Stated task
Find the string "напряжения" in the listing and report every line that has it.

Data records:
━━━
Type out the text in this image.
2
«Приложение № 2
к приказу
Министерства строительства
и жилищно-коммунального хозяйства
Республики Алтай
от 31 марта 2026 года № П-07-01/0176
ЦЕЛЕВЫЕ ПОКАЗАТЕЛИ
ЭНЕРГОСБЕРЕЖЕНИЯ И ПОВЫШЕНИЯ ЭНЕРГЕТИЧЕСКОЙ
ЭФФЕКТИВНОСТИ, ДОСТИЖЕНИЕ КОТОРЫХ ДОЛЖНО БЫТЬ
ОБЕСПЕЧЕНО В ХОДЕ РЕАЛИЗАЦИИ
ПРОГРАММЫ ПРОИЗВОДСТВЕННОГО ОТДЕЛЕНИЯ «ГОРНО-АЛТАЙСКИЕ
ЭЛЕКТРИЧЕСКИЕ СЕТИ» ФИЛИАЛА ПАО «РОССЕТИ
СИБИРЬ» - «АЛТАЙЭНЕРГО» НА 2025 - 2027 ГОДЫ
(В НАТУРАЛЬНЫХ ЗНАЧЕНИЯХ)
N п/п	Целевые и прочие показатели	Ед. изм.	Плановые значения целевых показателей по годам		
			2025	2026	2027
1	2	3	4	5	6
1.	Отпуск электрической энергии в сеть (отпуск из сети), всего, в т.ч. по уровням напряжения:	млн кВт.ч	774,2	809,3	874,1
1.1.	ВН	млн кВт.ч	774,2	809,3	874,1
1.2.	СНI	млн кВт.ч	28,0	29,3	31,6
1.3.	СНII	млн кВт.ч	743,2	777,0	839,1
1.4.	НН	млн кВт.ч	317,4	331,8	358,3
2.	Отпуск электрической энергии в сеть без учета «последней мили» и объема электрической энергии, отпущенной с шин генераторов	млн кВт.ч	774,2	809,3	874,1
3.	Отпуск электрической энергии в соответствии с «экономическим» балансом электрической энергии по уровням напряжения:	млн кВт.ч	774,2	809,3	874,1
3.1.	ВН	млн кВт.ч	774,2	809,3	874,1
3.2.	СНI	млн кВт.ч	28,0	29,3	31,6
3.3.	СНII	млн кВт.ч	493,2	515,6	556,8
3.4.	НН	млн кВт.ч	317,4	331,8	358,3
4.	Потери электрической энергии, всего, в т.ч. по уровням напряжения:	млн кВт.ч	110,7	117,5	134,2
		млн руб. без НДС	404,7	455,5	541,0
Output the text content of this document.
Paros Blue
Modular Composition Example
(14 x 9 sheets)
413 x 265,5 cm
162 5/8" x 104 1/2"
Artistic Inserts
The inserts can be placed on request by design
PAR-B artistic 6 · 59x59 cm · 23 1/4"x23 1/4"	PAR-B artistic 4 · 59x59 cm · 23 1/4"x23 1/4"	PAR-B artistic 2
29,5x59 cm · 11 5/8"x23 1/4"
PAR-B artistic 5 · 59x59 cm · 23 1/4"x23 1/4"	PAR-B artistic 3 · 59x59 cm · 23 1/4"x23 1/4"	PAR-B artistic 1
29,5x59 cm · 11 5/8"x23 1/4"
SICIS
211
━━━
Task output
1.	Отпуск электрической энергии в сеть (отпуск из сети), всего, в т.ч. по уровням напряжения:	млн кВт.ч	774,2	809,3	874,1
3.	Отпуск электрической энергии в соответствии с «экономическим» балансом электрической энергии по уровням напряжения:	млн кВт.ч	774,2	809,3	874,1
4.	Потери электрической энергии, всего, в т.ч. по уровням напряжения:	млн кВт.ч	110,7	117,5	134,2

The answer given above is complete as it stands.